Saved entries

· · · ·

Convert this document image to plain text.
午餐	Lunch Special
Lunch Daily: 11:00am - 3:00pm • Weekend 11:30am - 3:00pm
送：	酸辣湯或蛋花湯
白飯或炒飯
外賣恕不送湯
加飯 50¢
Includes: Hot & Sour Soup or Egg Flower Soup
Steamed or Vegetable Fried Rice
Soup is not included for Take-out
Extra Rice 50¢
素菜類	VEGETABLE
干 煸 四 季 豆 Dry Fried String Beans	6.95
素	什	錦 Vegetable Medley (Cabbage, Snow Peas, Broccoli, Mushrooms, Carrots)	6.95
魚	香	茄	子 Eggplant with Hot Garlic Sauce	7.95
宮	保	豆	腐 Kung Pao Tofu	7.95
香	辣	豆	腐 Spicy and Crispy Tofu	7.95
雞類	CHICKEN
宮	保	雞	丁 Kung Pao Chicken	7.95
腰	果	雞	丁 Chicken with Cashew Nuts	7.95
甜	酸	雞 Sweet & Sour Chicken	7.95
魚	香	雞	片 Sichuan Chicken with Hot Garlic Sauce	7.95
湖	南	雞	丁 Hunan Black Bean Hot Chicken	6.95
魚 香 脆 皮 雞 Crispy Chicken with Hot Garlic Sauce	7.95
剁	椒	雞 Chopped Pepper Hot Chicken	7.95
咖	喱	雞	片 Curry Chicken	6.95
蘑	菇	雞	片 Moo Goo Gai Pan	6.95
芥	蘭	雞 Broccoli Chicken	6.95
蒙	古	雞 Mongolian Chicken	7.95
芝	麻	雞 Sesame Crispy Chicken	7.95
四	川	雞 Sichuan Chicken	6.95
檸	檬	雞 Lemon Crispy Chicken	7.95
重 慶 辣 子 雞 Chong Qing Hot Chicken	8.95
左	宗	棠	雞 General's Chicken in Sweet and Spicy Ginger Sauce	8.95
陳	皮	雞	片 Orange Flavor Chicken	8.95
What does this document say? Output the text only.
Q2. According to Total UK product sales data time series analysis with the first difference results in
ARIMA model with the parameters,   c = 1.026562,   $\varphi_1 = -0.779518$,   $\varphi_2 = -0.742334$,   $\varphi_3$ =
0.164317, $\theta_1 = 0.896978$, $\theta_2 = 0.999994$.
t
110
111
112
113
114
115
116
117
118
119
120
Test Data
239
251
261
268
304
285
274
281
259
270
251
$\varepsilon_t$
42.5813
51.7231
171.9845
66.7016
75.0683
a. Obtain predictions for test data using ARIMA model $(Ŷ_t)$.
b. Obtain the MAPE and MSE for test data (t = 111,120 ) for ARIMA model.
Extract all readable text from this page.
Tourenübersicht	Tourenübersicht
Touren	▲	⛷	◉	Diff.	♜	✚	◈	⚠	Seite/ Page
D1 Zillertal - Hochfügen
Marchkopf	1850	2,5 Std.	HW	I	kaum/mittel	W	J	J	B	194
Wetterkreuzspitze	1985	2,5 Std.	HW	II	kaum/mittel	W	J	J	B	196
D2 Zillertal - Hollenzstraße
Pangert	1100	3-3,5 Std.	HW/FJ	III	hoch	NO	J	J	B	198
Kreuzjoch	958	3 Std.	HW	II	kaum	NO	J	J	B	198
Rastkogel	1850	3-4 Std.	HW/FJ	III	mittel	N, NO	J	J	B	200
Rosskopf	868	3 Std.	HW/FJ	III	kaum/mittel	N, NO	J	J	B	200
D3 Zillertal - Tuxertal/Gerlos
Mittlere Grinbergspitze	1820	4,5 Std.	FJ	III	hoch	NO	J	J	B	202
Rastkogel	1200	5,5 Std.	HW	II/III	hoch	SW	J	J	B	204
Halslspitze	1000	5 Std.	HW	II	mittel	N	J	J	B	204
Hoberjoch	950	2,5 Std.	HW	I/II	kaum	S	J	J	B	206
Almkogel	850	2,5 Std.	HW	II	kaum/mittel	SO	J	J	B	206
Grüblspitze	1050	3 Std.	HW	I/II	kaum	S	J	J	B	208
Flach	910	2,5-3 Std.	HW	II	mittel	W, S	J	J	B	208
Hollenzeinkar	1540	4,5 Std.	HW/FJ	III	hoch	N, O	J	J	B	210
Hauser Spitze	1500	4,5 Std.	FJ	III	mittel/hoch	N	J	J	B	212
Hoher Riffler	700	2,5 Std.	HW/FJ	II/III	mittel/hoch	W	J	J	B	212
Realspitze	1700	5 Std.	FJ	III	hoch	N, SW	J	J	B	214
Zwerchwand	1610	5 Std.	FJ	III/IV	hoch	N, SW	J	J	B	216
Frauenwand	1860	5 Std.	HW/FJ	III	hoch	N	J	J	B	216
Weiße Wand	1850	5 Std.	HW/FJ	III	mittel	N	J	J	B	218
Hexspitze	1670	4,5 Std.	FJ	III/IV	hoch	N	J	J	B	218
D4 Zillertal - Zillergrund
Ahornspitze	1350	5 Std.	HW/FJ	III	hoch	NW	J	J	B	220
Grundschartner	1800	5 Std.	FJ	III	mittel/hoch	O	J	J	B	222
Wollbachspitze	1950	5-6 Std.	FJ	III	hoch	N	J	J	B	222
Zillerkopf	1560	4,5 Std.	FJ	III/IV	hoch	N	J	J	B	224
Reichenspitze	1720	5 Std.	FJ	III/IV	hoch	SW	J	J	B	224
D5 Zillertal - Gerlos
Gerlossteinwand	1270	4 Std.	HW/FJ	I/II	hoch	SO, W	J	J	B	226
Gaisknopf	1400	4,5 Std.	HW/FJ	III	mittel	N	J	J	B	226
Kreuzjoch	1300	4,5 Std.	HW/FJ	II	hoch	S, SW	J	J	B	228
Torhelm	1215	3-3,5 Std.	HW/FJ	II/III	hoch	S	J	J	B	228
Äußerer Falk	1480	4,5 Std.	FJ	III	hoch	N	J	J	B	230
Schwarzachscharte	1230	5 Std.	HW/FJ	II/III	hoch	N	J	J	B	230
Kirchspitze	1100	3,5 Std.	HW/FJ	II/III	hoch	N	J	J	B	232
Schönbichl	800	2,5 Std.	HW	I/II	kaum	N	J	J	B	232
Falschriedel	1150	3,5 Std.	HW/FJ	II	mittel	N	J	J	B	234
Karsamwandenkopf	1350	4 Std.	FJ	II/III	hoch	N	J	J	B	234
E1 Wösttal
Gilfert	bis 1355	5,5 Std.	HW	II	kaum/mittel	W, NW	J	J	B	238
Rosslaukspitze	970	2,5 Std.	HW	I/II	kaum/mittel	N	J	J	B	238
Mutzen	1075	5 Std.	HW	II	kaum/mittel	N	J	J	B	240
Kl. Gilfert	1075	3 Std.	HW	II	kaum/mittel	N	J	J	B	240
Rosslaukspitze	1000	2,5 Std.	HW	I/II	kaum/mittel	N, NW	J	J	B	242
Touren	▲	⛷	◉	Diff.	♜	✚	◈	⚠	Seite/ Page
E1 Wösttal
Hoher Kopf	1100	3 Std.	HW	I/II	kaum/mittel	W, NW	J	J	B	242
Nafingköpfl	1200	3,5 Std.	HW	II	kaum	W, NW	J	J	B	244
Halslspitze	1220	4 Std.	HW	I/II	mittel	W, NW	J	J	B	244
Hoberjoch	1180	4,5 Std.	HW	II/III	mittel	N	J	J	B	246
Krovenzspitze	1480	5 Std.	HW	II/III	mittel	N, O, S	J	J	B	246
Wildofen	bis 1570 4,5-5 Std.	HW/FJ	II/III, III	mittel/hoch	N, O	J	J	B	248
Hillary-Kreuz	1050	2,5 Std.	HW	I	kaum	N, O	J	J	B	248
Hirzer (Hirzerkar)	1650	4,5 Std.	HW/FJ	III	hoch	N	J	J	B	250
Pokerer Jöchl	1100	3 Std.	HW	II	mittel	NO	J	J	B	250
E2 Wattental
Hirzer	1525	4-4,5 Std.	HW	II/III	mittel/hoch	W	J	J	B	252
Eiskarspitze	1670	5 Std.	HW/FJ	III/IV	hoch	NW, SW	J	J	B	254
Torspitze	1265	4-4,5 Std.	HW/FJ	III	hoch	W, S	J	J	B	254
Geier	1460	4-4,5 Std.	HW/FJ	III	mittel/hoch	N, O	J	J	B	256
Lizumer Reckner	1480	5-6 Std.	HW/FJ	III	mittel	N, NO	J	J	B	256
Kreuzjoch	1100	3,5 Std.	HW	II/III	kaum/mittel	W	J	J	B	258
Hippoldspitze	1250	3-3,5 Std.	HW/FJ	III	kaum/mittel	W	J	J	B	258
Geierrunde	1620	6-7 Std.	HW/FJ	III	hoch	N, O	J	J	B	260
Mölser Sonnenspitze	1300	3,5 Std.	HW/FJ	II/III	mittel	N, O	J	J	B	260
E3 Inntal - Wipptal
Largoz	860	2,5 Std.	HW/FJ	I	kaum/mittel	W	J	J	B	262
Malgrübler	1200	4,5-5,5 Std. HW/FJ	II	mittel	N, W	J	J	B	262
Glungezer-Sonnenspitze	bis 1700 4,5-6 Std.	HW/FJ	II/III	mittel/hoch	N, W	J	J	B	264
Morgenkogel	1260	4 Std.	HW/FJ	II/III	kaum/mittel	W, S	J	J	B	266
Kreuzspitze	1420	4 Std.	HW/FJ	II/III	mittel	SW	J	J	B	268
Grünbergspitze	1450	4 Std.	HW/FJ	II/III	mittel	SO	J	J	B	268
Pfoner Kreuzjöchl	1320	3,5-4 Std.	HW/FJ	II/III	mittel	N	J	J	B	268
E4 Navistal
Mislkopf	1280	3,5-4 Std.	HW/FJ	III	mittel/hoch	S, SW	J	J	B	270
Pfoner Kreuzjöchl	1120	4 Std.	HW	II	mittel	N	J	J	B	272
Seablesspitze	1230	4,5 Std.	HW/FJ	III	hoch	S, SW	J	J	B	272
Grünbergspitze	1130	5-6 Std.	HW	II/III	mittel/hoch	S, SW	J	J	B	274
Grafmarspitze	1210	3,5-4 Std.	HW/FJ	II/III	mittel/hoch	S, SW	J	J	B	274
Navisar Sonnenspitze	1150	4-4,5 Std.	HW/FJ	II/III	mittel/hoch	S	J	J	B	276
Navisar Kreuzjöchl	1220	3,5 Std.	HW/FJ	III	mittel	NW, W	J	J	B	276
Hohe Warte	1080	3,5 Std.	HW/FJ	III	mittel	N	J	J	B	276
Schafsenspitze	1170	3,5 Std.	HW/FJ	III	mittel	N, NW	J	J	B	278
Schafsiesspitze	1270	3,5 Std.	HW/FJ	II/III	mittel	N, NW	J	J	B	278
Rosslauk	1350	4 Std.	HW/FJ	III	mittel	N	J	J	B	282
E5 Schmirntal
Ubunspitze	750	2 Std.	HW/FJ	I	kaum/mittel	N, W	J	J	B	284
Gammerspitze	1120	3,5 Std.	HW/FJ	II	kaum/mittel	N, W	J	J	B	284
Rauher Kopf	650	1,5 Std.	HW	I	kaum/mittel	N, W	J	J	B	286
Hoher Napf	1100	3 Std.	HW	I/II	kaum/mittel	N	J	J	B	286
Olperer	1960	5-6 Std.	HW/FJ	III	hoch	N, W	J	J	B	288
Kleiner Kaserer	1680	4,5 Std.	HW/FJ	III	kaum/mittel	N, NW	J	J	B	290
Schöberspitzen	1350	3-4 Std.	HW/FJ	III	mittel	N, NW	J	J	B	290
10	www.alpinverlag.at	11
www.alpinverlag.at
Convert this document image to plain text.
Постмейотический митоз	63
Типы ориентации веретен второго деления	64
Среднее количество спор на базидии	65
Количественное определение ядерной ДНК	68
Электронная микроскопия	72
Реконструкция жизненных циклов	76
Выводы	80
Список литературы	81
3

· · · ·

Go through the records above, find every line with the word "alpinverlag", and list those lines.

▶ _Correct answer_:
10	www.alpinverlag.at	11
www.alpinverlag.at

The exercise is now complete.